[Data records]
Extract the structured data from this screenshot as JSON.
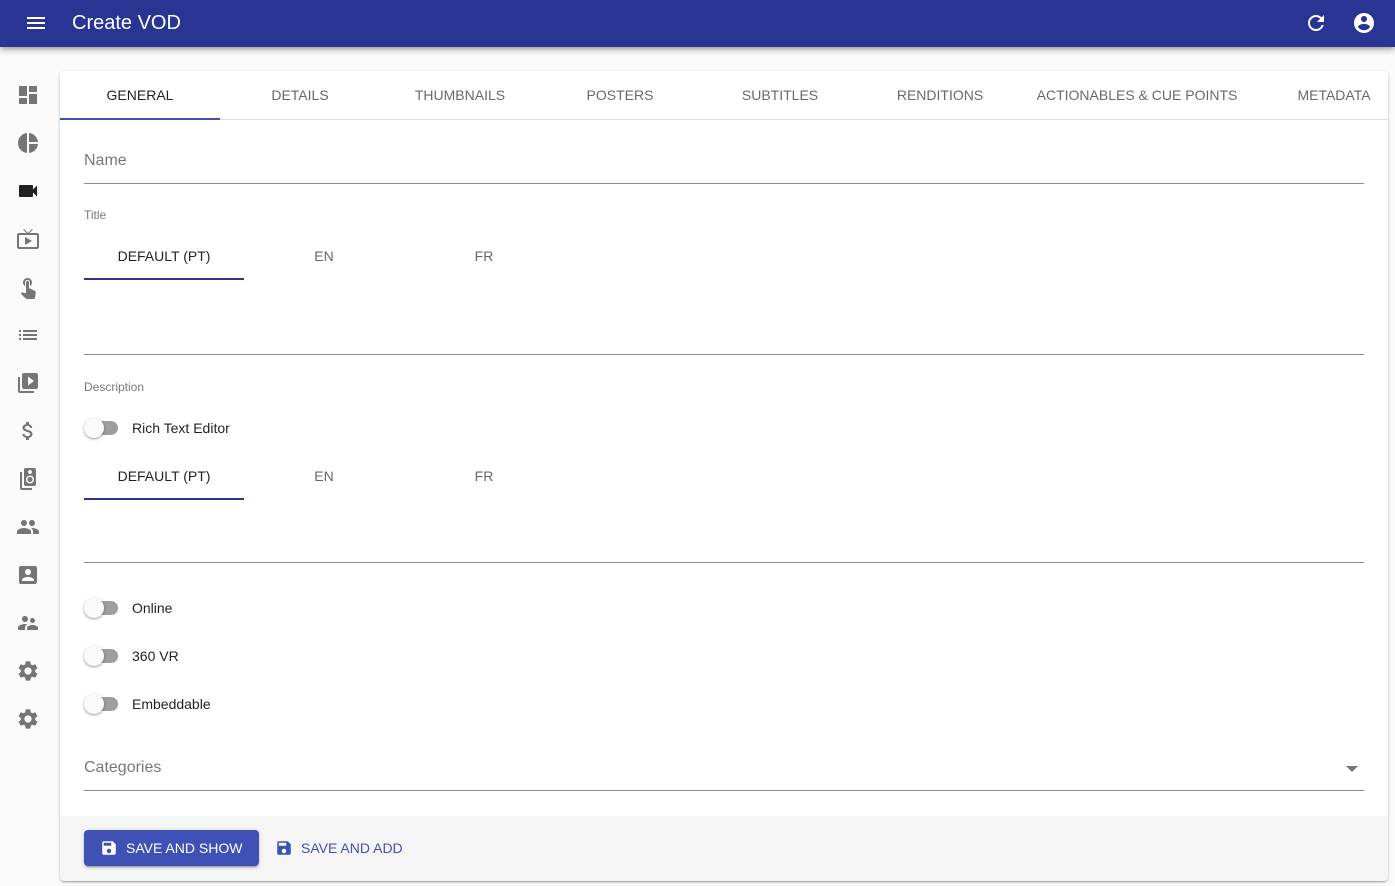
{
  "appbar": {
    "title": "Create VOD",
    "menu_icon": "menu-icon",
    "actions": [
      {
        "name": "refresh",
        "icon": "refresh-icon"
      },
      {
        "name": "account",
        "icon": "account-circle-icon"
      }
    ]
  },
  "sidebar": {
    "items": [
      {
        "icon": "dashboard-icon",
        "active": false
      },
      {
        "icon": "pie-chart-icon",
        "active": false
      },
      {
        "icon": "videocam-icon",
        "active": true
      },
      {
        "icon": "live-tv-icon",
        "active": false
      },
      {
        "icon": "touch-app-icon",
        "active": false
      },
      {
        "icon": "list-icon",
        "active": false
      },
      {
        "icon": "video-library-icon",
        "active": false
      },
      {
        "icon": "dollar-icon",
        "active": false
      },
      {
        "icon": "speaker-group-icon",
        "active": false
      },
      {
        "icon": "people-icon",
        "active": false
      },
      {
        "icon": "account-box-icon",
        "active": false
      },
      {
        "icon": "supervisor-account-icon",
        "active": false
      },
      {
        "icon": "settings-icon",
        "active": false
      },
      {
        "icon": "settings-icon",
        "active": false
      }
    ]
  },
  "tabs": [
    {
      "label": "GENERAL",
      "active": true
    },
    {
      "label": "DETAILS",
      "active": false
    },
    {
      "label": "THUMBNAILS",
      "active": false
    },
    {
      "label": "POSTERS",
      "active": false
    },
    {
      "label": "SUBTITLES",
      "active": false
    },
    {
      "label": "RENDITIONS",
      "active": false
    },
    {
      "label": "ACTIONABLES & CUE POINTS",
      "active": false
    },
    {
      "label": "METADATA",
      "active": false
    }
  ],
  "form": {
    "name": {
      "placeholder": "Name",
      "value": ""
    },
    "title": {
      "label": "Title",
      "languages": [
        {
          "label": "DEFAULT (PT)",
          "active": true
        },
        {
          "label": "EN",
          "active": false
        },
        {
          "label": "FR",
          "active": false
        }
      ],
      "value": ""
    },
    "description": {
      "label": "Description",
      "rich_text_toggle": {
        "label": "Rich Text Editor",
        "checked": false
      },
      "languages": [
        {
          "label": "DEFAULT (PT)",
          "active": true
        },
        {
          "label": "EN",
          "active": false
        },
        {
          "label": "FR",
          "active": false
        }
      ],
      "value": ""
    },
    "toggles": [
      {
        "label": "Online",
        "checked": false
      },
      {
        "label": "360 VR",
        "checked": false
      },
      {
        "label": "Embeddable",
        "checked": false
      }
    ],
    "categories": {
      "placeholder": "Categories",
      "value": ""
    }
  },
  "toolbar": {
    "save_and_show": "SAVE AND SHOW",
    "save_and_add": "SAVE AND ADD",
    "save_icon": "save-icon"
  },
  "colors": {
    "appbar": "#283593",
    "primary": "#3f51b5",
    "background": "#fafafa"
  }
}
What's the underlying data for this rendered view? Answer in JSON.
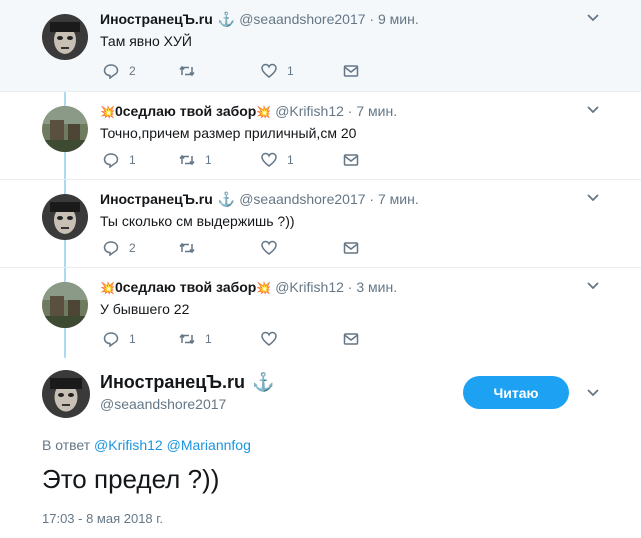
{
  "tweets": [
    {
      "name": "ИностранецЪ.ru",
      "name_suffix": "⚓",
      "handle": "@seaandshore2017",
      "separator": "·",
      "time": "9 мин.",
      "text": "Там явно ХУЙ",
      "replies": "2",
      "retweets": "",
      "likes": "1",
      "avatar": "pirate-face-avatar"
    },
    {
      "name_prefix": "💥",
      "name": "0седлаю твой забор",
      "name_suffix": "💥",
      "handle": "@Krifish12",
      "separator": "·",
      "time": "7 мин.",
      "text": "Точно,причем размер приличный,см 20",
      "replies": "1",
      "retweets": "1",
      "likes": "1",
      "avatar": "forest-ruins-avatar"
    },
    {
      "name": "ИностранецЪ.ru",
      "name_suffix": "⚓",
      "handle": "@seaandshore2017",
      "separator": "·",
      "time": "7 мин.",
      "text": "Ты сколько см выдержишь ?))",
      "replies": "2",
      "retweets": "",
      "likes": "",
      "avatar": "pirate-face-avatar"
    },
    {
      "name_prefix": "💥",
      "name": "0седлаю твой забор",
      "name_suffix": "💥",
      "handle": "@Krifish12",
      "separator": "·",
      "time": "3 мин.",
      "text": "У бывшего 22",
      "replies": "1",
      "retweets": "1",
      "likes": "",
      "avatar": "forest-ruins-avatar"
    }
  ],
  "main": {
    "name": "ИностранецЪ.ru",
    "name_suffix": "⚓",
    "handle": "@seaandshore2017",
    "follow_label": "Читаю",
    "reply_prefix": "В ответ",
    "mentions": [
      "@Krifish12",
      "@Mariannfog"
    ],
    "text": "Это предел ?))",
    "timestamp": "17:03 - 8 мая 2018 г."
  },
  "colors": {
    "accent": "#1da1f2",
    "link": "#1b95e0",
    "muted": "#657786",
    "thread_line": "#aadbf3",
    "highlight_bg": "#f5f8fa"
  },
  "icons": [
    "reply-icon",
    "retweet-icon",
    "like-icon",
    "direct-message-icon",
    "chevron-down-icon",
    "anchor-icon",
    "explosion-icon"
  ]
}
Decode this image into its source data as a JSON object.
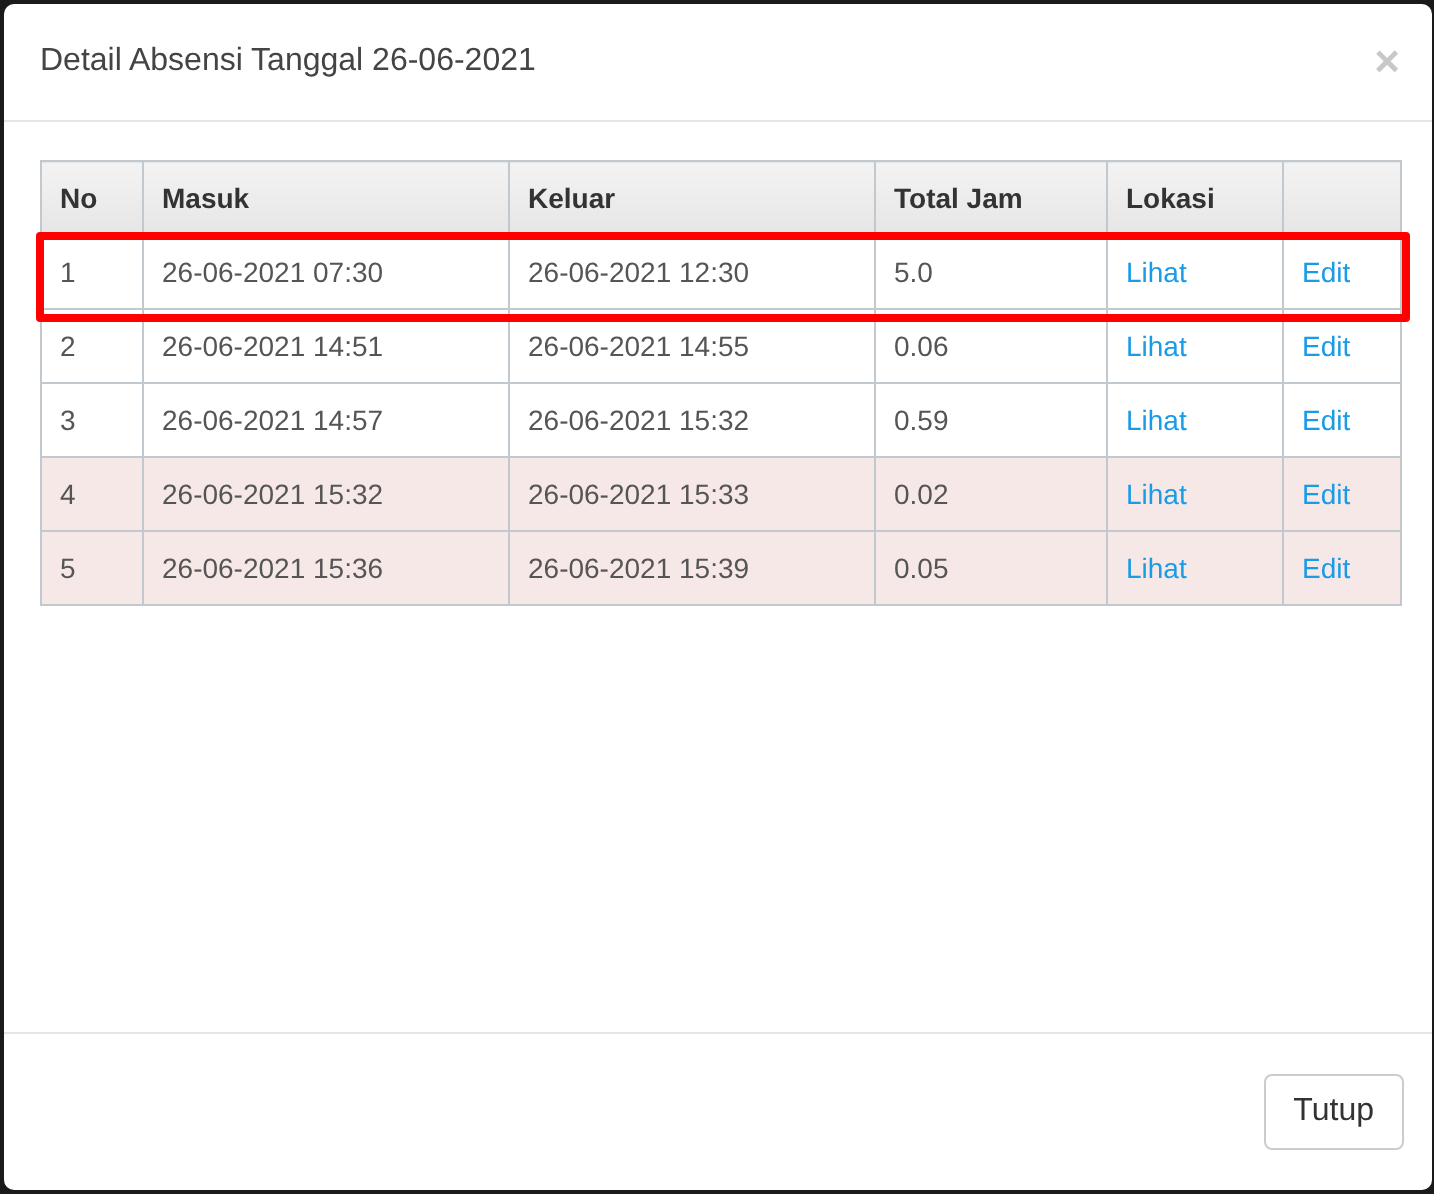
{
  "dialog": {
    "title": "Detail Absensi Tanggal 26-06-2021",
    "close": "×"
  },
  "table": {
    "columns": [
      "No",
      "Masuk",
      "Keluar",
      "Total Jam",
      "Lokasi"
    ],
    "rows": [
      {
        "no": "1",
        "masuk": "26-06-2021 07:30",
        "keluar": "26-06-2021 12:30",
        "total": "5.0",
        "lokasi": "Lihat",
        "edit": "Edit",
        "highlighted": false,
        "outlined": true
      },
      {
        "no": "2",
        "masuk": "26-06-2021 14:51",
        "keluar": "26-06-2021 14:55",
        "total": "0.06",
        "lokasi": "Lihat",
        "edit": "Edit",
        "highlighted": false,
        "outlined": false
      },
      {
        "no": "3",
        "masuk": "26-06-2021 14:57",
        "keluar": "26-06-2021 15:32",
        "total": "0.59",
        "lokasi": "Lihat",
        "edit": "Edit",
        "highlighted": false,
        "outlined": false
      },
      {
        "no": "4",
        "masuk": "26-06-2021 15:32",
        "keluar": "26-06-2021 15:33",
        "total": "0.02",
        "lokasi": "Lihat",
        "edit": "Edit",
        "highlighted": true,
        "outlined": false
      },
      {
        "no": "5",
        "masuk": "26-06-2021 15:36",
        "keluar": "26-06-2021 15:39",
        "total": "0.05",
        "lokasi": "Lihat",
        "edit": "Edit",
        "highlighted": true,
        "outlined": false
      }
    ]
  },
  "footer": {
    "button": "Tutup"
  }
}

INSTRUCTIONS FOR THE TASK: Find the word "true" in the entries above and gather every line that holds it.

WRITTEN RESPONSE:
        "active": true
      "active": true
          "active": true
          "active": true
        "outlined": true
        "highlighted": true,
        "highlighted": true,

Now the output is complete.